Short exercise: Repeat the lines below exactly as they appear, but leave out the images.

-------- Supplied material --------

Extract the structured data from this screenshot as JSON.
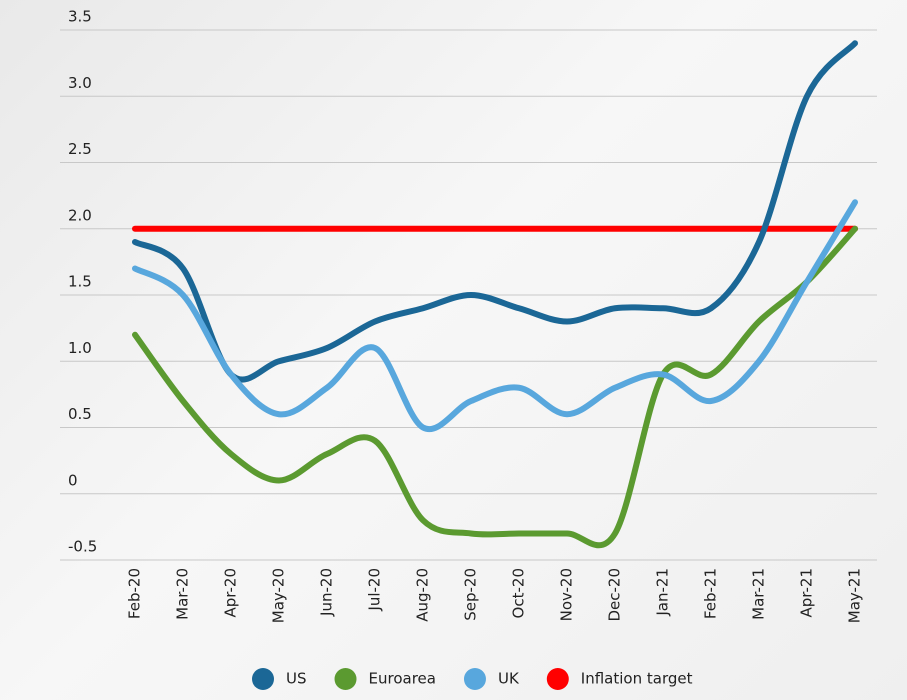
{
  "chart_data": {
    "type": "line",
    "categories": [
      "Feb-20",
      "Mar-20",
      "Apr-20",
      "May-20",
      "Jun-20",
      "Jul-20",
      "Aug-20",
      "Sep-20",
      "Oct-20",
      "Nov-20",
      "Dec-20",
      "Jan-21",
      "Feb-21",
      "Mar-21",
      "Apr-21",
      "May-21"
    ],
    "series": [
      {
        "name": "US",
        "color": "#1b6796",
        "values": [
          1.9,
          1.7,
          0.9,
          1.0,
          1.1,
          1.3,
          1.4,
          1.5,
          1.4,
          1.3,
          1.4,
          1.4,
          1.4,
          1.9,
          3.0,
          3.4
        ]
      },
      {
        "name": "Euroarea",
        "color": "#5b9a30",
        "values": [
          1.2,
          0.7,
          0.3,
          0.1,
          0.3,
          0.4,
          -0.2,
          -0.3,
          -0.3,
          -0.3,
          -0.3,
          0.9,
          0.9,
          1.3,
          1.6,
          2.0
        ]
      },
      {
        "name": "UK",
        "color": "#58a7dd",
        "values": [
          1.7,
          1.5,
          0.9,
          0.6,
          0.8,
          1.1,
          0.5,
          0.7,
          0.8,
          0.6,
          0.8,
          0.9,
          0.7,
          1.0,
          1.6,
          2.2
        ]
      },
      {
        "name": "Inflation target",
        "color": "#ff0000",
        "values": [
          2.0,
          2.0,
          2.0,
          2.0,
          2.0,
          2.0,
          2.0,
          2.0,
          2.0,
          2.0,
          2.0,
          2.0,
          2.0,
          2.0,
          2.0,
          2.0
        ]
      }
    ],
    "ylim": [
      -0.5,
      3.5
    ],
    "yticks": [
      -0.5,
      0,
      0.5,
      {
        "value": 1,
        "label": "1.0"
      },
      1.5,
      {
        "value": 2,
        "label": "2.0"
      },
      2.5,
      {
        "value": 3,
        "label": "3.0"
      },
      3.5
    ],
    "grid": true,
    "legend": "bottom"
  }
}
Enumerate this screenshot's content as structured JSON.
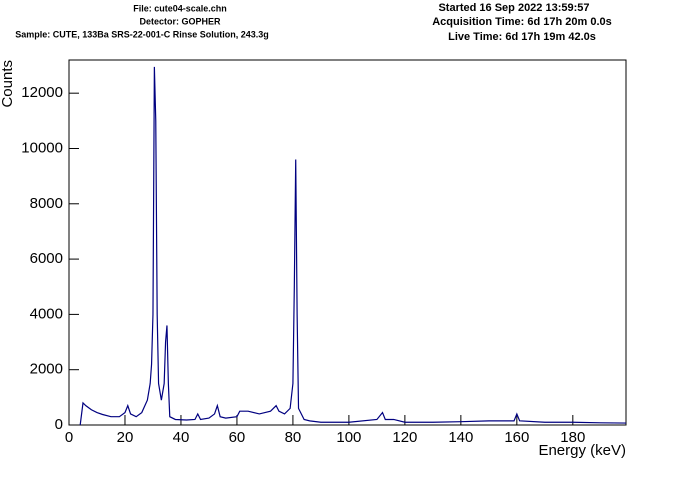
{
  "chart_data": {
    "type": "line",
    "header_left": [
      "File: cute04-scale.chn",
      "Detector: GOPHER",
      "Sample: CUTE, 133Ba SRS-22-001-C Rinse Solution, 243.3g"
    ],
    "header_right": [
      "Started 16 Sep 2022 13:59:57",
      "Acquisition Time: 6d 17h 20m 0.0s",
      "Live Time: 6d 17h 19m 42.0s"
    ],
    "xlabel": "Energy (keV)",
    "ylabel": "Counts",
    "xlim": [
      0,
      199
    ],
    "ylim": [
      0,
      13200
    ],
    "xticks": [
      0,
      20,
      40,
      60,
      80,
      100,
      120,
      140,
      160,
      180
    ],
    "yticks": [
      0,
      2000,
      4000,
      6000,
      8000,
      10000,
      12000
    ],
    "series": [
      {
        "color": "#000080",
        "x": [
          4,
          5,
          6,
          8,
          10,
          12,
          15,
          18,
          20,
          21,
          22,
          24,
          26,
          28,
          29,
          29.5,
          30,
          30.5,
          31,
          31.5,
          32,
          33,
          34,
          34.5,
          35,
          35.5,
          36,
          38,
          42,
          45,
          46,
          47,
          50,
          52,
          53,
          54,
          56,
          60,
          61,
          64,
          68,
          72,
          74,
          75,
          77,
          79,
          80,
          80.5,
          81,
          81.5,
          82,
          84,
          86,
          90,
          100,
          110,
          112,
          113,
          116,
          120,
          130,
          140,
          150,
          159,
          160,
          161,
          170,
          180,
          190,
          199
        ],
        "values": [
          0,
          800,
          700,
          550,
          450,
          380,
          300,
          300,
          450,
          700,
          400,
          300,
          450,
          900,
          1500,
          2200,
          4000,
          12950,
          11000,
          4000,
          1500,
          900,
          1500,
          3000,
          3600,
          1500,
          300,
          200,
          180,
          200,
          400,
          200,
          250,
          400,
          700,
          300,
          250,
          300,
          500,
          500,
          400,
          500,
          700,
          500,
          400,
          600,
          1500,
          5000,
          9600,
          4000,
          600,
          200,
          150,
          100,
          100,
          200,
          450,
          200,
          200,
          100,
          100,
          120,
          150,
          150,
          400,
          150,
          100,
          100,
          80,
          70
        ]
      }
    ]
  }
}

--------

Output of the exercise:
Extract the structured data from this screenshot as JSON.
{
  "chart_data": {
    "type": "line",
    "categories": [
      "Feb-20",
      "Mar-20",
      "Apr-20",
      "May-20",
      "Jun-20",
      "Jul-20",
      "Aug-20",
      "Sep-20",
      "Oct-20",
      "Nov-20",
      "Dec-20",
      "Jan-21",
      "Feb-21",
      "Mar-21",
      "Apr-21",
      "May-21"
    ],
    "series": [
      {
        "name": "US",
        "color": "#1b6796",
        "values": [
          1.9,
          1.7,
          0.9,
          1.0,
          1.1,
          1.3,
          1.4,
          1.5,
          1.4,
          1.3,
          1.4,
          1.4,
          1.4,
          1.9,
          3.0,
          3.4
        ]
      },
      {
        "name": "Euroarea",
        "color": "#5b9a30",
        "values": [
          1.2,
          0.7,
          0.3,
          0.1,
          0.3,
          0.4,
          -0.2,
          -0.3,
          -0.3,
          -0.3,
          -0.3,
          0.9,
          0.9,
          1.3,
          1.6,
          2.0
        ]
      },
      {
        "name": "UK",
        "color": "#58a7dd",
        "values": [
          1.7,
          1.5,
          0.9,
          0.6,
          0.8,
          1.1,
          0.5,
          0.7,
          0.8,
          0.6,
          0.8,
          0.9,
          0.7,
          1.0,
          1.6,
          2.2
        ]
      },
      {
        "name": "Inflation target",
        "color": "#ff0000",
        "values": [
          2.0,
          2.0,
          2.0,
          2.0,
          2.0,
          2.0,
          2.0,
          2.0,
          2.0,
          2.0,
          2.0,
          2.0,
          2.0,
          2.0,
          2.0,
          2.0
        ]
      }
    ],
    "ylim": [
      -0.5,
      3.5
    ],
    "yticks": [
      -0.5,
      0,
      0.5,
      {
        "value": 1,
        "label": "1.0"
      },
      1.5,
      {
        "value": 2,
        "label": "2.0"
      },
      2.5,
      {
        "value": 3,
        "label": "3.0"
      },
      3.5
    ],
    "grid": true,
    "legend": "bottom"
  }
}
Enumerate this screenshot's content as structured JSON.
{
  "chart_data": {
    "type": "line",
    "header_left": [
      "File: cute04-scale.chn",
      "Detector: GOPHER",
      "Sample: CUTE, 133Ba SRS-22-001-C Rinse Solution, 243.3g"
    ],
    "header_right": [
      "Started 16 Sep 2022 13:59:57",
      "Acquisition Time: 6d 17h 20m 0.0s",
      "Live Time: 6d 17h 19m 42.0s"
    ],
    "xlabel": "Energy (keV)",
    "ylabel": "Counts",
    "xlim": [
      0,
      199
    ],
    "ylim": [
      0,
      13200
    ],
    "xticks": [
      0,
      20,
      40,
      60,
      80,
      100,
      120,
      140,
      160,
      180
    ],
    "yticks": [
      0,
      2000,
      4000,
      6000,
      8000,
      10000,
      12000
    ],
    "series": [
      {
        "color": "#000080",
        "x": [
          4,
          5,
          6,
          8,
          10,
          12,
          15,
          18,
          20,
          21,
          22,
          24,
          26,
          28,
          29,
          29.5,
          30,
          30.5,
          31,
          31.5,
          32,
          33,
          34,
          34.5,
          35,
          35.5,
          36,
          38,
          42,
          45,
          46,
          47,
          50,
          52,
          53,
          54,
          56,
          60,
          61,
          64,
          68,
          72,
          74,
          75,
          77,
          79,
          80,
          80.5,
          81,
          81.5,
          82,
          84,
          86,
          90,
          100,
          110,
          112,
          113,
          116,
          120,
          130,
          140,
          150,
          159,
          160,
          161,
          170,
          180,
          190,
          199
        ],
        "values": [
          0,
          800,
          700,
          550,
          450,
          380,
          300,
          300,
          450,
          700,
          400,
          300,
          450,
          900,
          1500,
          2200,
          4000,
          12950,
          11000,
          4000,
          1500,
          900,
          1500,
          3000,
          3600,
          1500,
          300,
          200,
          180,
          200,
          400,
          200,
          250,
          400,
          700,
          300,
          250,
          300,
          500,
          500,
          400,
          500,
          700,
          500,
          400,
          600,
          1500,
          5000,
          9600,
          4000,
          600,
          200,
          150,
          100,
          100,
          200,
          450,
          200,
          200,
          100,
          100,
          120,
          150,
          150,
          400,
          150,
          100,
          100,
          80,
          70
        ]
      }
    ]
  }
}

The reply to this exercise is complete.